- SET PROBLEM: Gather all lines containing the string "xuân" and copy them out.

- SUPPLIED ENTRIES:
---
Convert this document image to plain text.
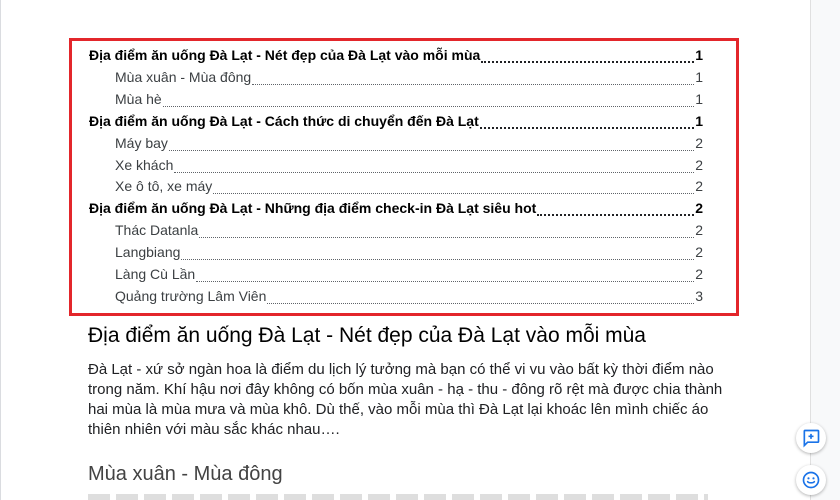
Địa điểm ăn uống Đà Lạt - Nét đẹp của Đà Lạt vào mỗi mùa	1
Mùa xuân - Mùa đông	1
Mùa hè	1
Địa điểm ăn uống Đà Lạt - Cách thức di chuyển đến Đà Lạt	1
Máy bay	2
Xe khách	2
Xe ô tô, xe máy	2
Địa điểm ăn uống Đà Lạt - Những địa điểm check-in Đà Lạt siêu hot	2
Thác Datanla	2
Langbiang	2
Làng Cù Lần	2
Quảng trường Lâm Viên	3
Địa điểm ăn uống Đà Lạt - Nét đẹp của Đà Lạt vào mỗi mùa

Đà Lạt - xứ sở ngàn hoa là điểm du lịch lý tưởng mà bạn có thể vi vu vào bất kỳ thời điểm nào trong năm. Khí hậu nơi đây không có bốn mùa xuân - hạ - thu - đông rõ rệt mà được chia thành hai mùa là mùa mưa và mùa khô. Dù thế, vào mỗi mùa thì Đà Lạt lại khoác lên mình chiếc áo thiên nhiên với màu sắc khác nhau….

Mùa xuân - Mùa đông
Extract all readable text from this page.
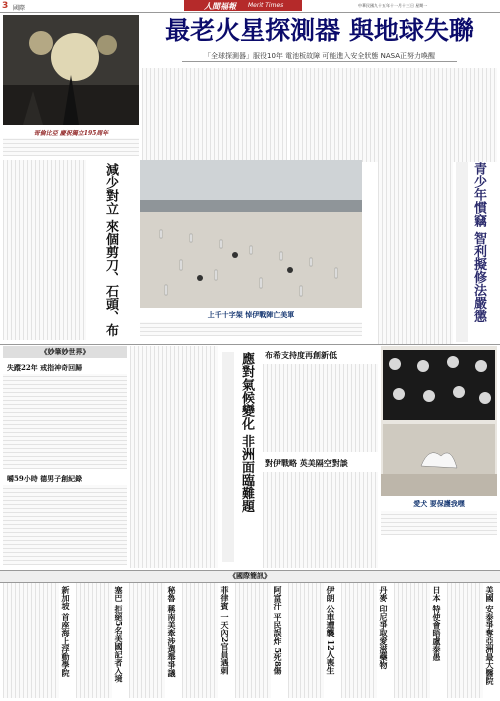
3 國際	人間福報 Merit Times	中華民國九十五年十一月十三日 星期一
哥倫比亞 慶祝獨立195周年
最老火星探測器 與地球失聯
「全球探測器」服役10年 電池板故障 可能進入安全狀態 NASA正努力喚醒
減少對立 來個剪刀、石頭、布	上千十字架 悼伊戰陣亡美軍	青少年慣竊 智利擬修法嚴懲
《妙筆妙世界》
失蹤22年 戒指神奇回歸
嚼59小時 德男子創紀錄	應對氣候變化 非洲面臨難題 布希支持度再創新低
對伊戰略 英美隔空對談
愛犬 要保護我嘿
《國際簡訊》
美國 安泰爭奪亞洲最大醫院
日本 特使會晤盧泰愚
丹麥 印尼爭取愛滋藥物
伊朗 公車遭襲 12人喪生
阿富汗 平民誤炸 5死8傷
菲律賓 一天內2官員遇刺
秘魯 稱南美牽涉選舉爭議
塞巴 拒絕5名美國記者入境
新加坡 首座海上浮動學院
---
- TASK OUTPUT:
Mùa xuân - Mùa đông	1
Đà Lạt - xứ sở ngàn hoa là điểm du lịch lý tưởng mà bạn có thể vi vu vào bất kỳ thời điểm nào trong năm. Khí hậu nơi đây không có bốn mùa xuân - hạ - thu - đông rõ rệt mà được chia thành hai mùa là mùa mưa và mùa khô. Dù thế, vào mỗi mùa thì Đà Lạt lại khoác lên mình chiếc áo thiên nhiên với màu sắc khác nhau….
Mùa xuân - Mùa đông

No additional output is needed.